# Set exercise
Only the pictures stay out; every record is to be quoted exactly.

# The records
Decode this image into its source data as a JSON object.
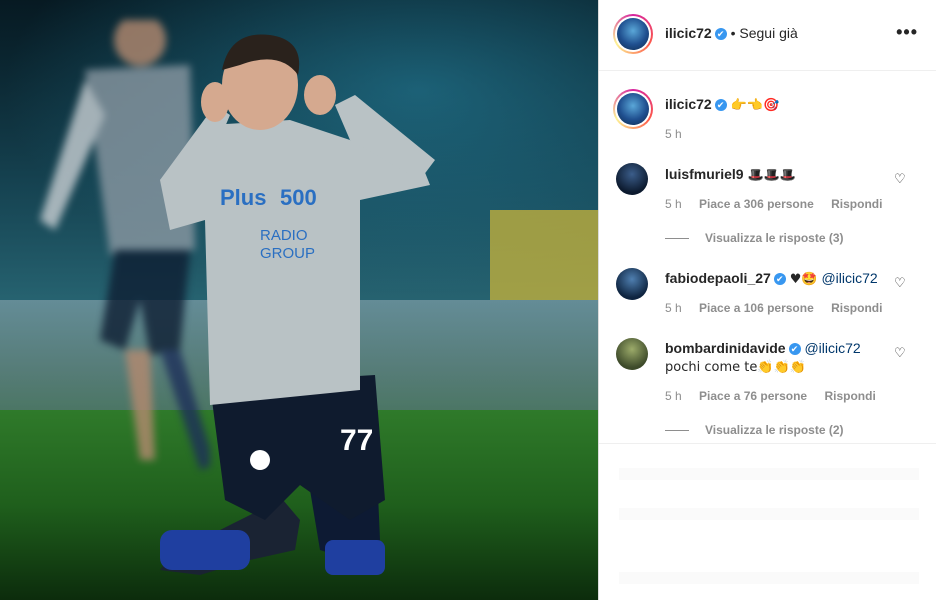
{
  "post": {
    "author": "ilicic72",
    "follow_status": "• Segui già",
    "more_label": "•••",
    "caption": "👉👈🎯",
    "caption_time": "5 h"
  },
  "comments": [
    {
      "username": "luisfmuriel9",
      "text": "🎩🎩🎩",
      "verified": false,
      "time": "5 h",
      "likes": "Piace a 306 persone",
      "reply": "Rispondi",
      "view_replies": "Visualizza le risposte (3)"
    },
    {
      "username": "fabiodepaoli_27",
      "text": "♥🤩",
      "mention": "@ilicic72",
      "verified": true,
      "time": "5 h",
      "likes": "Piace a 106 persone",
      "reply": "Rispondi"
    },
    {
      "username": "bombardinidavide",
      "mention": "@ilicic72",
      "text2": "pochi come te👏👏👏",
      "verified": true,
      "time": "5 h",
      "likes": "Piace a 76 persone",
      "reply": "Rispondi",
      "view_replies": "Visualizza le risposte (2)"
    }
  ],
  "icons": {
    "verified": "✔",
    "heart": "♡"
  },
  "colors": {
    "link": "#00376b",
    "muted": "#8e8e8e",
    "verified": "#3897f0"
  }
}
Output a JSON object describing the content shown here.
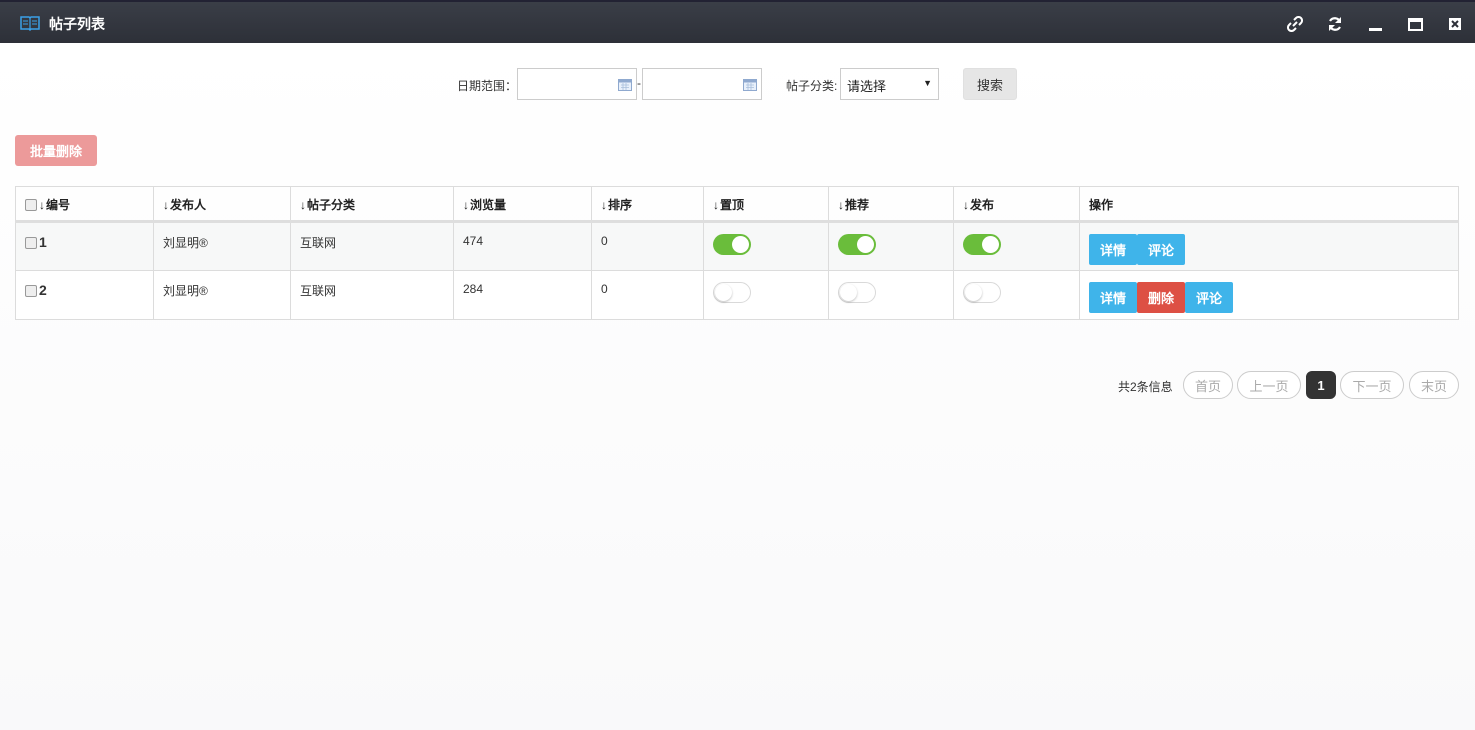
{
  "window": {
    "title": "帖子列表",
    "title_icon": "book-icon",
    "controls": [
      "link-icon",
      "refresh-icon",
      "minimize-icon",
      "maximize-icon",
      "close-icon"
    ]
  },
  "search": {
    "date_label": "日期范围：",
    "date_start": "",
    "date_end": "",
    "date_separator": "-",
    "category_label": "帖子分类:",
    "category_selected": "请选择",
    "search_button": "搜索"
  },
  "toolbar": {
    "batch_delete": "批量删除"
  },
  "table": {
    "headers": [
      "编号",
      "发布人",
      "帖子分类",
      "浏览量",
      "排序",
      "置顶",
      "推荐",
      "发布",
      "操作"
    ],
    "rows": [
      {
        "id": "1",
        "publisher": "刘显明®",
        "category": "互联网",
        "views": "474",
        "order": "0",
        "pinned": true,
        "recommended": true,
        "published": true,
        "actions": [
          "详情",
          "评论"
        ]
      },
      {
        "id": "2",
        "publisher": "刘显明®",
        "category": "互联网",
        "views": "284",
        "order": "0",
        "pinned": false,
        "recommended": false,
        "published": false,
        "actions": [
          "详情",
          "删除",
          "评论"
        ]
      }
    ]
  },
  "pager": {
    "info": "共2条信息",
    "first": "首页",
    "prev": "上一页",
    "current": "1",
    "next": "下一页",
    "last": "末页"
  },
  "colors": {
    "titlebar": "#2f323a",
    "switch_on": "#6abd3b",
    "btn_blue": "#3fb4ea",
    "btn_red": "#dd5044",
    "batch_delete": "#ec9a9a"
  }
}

# The response
Decode this image into its source data as a JSON object.
{
  "post": {
    "author": "ilicic72",
    "follow_status": "• Segui già",
    "more_label": "•••",
    "caption": "👉👈🎯",
    "caption_time": "5 h"
  },
  "comments": [
    {
      "username": "luisfmuriel9",
      "text": "🎩🎩🎩",
      "verified": false,
      "time": "5 h",
      "likes": "Piace a 306 persone",
      "reply": "Rispondi",
      "view_replies": "Visualizza le risposte (3)"
    },
    {
      "username": "fabiodepaoli_27",
      "text": "♥🤩",
      "mention": "@ilicic72",
      "verified": true,
      "time": "5 h",
      "likes": "Piace a 106 persone",
      "reply": "Rispondi"
    },
    {
      "username": "bombardinidavide",
      "mention": "@ilicic72",
      "text2": "pochi come te👏👏👏",
      "verified": true,
      "time": "5 h",
      "likes": "Piace a 76 persone",
      "reply": "Rispondi",
      "view_replies": "Visualizza le risposte (2)"
    }
  ],
  "icons": {
    "verified": "✔",
    "heart": "♡"
  },
  "colors": {
    "link": "#00376b",
    "muted": "#8e8e8e",
    "verified": "#3897f0"
  }
}
Output a JSON object describing the content shown here.
{
  "window": {
    "title": "帖子列表",
    "title_icon": "book-icon",
    "controls": [
      "link-icon",
      "refresh-icon",
      "minimize-icon",
      "maximize-icon",
      "close-icon"
    ]
  },
  "search": {
    "date_label": "日期范围：",
    "date_start": "",
    "date_end": "",
    "date_separator": "-",
    "category_label": "帖子分类:",
    "category_selected": "请选择",
    "search_button": "搜索"
  },
  "toolbar": {
    "batch_delete": "批量删除"
  },
  "table": {
    "headers": [
      "编号",
      "发布人",
      "帖子分类",
      "浏览量",
      "排序",
      "置顶",
      "推荐",
      "发布",
      "操作"
    ],
    "rows": [
      {
        "id": "1",
        "publisher": "刘显明®",
        "category": "互联网",
        "views": "474",
        "order": "0",
        "pinned": true,
        "recommended": true,
        "published": true,
        "actions": [
          "详情",
          "评论"
        ]
      },
      {
        "id": "2",
        "publisher": "刘显明®",
        "category": "互联网",
        "views": "284",
        "order": "0",
        "pinned": false,
        "recommended": false,
        "published": false,
        "actions": [
          "详情",
          "删除",
          "评论"
        ]
      }
    ]
  },
  "pager": {
    "info": "共2条信息",
    "first": "首页",
    "prev": "上一页",
    "current": "1",
    "next": "下一页",
    "last": "末页"
  },
  "colors": {
    "titlebar": "#2f323a",
    "switch_on": "#6abd3b",
    "btn_blue": "#3fb4ea",
    "btn_red": "#dd5044",
    "batch_delete": "#ec9a9a"
  }
}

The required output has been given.